» DATA SUPPLIED
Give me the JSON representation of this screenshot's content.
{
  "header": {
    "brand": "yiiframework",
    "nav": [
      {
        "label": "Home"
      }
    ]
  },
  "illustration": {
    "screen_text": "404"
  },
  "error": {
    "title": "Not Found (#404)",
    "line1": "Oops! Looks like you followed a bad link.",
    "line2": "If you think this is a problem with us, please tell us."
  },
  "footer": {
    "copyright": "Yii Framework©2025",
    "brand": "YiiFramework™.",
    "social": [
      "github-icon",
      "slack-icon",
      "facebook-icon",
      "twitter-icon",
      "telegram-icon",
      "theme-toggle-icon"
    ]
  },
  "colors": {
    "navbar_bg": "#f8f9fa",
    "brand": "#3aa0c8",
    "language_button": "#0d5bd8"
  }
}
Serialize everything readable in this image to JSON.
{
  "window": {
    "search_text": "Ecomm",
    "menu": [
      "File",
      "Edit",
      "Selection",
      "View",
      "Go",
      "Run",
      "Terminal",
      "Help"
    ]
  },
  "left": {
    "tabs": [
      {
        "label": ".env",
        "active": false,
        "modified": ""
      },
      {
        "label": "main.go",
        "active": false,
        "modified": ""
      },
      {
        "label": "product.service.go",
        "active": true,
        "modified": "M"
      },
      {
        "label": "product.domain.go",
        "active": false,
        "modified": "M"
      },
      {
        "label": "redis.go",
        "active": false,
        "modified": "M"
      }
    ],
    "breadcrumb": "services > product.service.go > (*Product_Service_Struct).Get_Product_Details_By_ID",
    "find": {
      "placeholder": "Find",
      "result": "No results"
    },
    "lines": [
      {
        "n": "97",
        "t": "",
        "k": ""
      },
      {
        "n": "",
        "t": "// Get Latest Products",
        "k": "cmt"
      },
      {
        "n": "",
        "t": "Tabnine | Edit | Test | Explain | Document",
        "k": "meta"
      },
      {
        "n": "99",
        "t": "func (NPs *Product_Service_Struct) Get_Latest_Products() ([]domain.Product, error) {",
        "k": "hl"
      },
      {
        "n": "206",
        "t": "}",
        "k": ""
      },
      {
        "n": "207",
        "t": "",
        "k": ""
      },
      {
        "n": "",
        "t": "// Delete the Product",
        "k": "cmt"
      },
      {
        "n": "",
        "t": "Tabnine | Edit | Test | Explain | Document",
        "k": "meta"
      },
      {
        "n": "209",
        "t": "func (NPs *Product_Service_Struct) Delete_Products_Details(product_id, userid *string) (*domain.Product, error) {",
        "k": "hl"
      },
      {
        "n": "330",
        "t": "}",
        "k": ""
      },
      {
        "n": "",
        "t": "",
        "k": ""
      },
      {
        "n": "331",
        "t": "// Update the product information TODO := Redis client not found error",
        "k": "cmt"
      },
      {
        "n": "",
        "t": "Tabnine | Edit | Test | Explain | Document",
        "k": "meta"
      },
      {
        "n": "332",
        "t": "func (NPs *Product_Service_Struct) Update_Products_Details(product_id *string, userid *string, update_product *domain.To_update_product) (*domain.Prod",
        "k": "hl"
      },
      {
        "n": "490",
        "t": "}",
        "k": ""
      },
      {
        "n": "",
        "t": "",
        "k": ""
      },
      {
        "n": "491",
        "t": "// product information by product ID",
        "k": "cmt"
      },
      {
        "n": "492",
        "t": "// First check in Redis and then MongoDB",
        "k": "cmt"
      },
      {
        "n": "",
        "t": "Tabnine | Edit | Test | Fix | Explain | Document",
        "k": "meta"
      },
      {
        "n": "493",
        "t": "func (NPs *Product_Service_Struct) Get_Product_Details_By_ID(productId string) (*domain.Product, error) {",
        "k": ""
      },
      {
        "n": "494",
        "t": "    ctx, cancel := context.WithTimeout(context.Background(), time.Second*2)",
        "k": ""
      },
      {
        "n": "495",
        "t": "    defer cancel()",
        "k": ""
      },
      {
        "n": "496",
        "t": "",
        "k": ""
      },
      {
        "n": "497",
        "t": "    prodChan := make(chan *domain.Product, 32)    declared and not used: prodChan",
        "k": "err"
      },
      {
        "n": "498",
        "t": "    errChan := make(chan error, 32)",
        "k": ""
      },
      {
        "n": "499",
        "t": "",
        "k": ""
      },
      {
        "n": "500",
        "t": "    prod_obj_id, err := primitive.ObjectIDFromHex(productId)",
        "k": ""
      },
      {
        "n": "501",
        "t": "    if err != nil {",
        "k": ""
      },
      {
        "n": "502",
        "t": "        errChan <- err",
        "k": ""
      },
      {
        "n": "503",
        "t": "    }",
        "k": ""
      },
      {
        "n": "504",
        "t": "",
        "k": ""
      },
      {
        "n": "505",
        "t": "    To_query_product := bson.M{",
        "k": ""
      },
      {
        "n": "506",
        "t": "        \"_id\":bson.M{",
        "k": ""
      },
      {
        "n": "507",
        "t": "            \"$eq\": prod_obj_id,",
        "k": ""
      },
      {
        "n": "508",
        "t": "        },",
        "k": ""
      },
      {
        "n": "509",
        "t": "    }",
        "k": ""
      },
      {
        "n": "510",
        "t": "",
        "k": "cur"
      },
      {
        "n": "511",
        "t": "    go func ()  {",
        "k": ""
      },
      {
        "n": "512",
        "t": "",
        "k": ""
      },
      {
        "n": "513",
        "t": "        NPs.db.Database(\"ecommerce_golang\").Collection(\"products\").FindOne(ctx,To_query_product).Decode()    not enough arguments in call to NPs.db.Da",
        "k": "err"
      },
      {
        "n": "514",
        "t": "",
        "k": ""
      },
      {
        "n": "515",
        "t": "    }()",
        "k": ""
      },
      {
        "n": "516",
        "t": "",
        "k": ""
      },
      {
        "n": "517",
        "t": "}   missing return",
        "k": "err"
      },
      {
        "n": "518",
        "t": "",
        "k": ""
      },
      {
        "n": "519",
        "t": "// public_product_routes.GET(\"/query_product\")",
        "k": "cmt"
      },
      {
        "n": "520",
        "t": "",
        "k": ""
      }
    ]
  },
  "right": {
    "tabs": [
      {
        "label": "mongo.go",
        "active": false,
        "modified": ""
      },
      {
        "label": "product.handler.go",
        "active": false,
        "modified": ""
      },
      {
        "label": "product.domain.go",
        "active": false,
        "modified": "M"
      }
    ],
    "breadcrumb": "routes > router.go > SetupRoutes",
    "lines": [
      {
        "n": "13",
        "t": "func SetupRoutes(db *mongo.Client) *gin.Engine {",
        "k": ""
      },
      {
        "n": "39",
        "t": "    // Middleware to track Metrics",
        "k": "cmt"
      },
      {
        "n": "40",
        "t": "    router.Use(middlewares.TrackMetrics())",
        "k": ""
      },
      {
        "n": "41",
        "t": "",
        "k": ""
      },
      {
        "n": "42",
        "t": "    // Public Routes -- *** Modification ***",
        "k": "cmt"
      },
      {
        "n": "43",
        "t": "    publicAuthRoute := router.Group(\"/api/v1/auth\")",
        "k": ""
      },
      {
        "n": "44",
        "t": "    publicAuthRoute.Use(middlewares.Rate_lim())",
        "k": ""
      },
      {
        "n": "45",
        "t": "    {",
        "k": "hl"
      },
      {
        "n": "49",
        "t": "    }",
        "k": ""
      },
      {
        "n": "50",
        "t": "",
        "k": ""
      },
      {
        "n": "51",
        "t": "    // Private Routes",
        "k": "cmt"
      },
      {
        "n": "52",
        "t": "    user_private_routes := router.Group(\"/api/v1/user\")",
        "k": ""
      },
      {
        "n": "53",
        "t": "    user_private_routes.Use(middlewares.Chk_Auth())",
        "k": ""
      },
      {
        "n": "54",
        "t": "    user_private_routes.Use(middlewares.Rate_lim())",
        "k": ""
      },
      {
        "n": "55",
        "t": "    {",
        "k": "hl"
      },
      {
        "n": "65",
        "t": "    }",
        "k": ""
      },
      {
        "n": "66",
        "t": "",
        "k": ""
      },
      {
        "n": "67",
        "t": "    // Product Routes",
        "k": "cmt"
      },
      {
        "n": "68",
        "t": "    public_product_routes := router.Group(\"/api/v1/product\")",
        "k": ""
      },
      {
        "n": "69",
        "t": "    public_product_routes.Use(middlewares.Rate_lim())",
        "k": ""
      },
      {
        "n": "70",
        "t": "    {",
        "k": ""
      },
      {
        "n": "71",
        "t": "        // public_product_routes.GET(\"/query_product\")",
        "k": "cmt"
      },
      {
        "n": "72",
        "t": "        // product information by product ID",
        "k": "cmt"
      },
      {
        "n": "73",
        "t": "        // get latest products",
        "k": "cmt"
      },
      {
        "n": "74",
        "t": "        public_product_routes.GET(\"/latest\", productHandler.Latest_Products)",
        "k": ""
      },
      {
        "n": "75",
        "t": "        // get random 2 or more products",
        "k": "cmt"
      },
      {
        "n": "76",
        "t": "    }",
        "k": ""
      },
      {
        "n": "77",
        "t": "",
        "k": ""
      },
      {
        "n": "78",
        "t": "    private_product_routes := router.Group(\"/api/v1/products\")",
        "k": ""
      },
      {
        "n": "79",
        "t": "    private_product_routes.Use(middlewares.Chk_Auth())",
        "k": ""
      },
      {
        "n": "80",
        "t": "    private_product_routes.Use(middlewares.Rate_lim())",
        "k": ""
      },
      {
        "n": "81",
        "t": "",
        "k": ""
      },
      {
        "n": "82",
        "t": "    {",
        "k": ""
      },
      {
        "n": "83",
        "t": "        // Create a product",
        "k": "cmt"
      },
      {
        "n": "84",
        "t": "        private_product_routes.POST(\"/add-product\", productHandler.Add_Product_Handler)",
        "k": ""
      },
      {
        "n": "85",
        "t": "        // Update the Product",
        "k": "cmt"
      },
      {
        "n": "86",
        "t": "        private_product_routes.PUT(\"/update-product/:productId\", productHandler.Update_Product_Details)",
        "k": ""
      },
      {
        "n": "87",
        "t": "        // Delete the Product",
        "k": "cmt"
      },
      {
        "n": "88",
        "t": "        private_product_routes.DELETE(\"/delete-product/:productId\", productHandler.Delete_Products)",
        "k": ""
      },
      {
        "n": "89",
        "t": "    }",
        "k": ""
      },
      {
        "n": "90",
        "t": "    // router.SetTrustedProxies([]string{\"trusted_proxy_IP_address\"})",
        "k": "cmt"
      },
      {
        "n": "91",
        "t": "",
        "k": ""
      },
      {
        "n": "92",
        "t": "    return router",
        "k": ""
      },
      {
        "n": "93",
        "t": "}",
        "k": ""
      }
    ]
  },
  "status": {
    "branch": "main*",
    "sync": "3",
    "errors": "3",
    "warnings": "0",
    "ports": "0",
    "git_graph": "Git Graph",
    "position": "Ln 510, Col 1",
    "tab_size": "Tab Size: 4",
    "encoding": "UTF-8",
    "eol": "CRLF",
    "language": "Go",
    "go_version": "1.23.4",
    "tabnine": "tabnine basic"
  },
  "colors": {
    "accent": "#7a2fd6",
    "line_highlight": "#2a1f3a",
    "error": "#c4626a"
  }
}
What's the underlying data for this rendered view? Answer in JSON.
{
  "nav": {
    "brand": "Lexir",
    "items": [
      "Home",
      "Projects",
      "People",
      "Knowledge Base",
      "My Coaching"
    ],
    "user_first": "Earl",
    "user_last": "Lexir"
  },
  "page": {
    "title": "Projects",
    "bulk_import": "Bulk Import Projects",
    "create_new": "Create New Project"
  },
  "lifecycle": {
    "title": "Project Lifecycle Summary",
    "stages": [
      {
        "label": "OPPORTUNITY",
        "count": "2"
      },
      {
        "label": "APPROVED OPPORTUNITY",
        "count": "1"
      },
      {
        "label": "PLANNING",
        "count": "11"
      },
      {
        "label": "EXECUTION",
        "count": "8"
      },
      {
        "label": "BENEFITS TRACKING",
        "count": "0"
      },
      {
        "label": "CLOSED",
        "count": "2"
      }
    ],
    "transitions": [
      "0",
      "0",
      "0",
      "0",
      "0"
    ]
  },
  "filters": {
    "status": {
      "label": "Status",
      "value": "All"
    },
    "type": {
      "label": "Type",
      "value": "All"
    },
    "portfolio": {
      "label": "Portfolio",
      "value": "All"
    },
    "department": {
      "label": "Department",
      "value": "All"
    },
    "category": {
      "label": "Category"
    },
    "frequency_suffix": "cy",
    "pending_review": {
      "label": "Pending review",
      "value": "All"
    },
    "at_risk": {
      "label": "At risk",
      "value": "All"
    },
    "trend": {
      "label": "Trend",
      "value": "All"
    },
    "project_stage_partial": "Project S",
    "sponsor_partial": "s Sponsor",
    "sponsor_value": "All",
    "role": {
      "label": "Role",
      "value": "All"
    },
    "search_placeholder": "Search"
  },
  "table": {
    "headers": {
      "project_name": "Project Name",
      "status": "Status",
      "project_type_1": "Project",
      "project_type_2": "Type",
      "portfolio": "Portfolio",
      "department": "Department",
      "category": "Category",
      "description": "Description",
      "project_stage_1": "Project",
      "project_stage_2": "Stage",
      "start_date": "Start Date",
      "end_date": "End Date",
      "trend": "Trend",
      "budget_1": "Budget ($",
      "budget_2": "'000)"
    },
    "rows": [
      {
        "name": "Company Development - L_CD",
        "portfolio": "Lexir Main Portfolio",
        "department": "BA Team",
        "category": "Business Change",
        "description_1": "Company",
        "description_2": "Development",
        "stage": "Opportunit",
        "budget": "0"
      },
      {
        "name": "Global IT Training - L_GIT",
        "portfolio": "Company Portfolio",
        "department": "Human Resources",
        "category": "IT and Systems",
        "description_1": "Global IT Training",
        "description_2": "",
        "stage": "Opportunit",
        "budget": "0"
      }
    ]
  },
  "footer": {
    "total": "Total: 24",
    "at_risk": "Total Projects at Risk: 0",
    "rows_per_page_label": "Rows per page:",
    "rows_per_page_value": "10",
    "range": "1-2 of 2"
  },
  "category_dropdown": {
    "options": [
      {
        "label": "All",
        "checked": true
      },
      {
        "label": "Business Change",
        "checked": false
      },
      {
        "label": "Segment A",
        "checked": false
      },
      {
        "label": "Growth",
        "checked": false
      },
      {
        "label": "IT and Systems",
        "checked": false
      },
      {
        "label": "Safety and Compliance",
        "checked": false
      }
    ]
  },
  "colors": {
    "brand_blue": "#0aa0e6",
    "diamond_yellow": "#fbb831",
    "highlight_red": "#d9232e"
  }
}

» PROMPT
The answer is a single number: how many lines include the word "title"?

» RESPONSE TO THE EXERCISE
3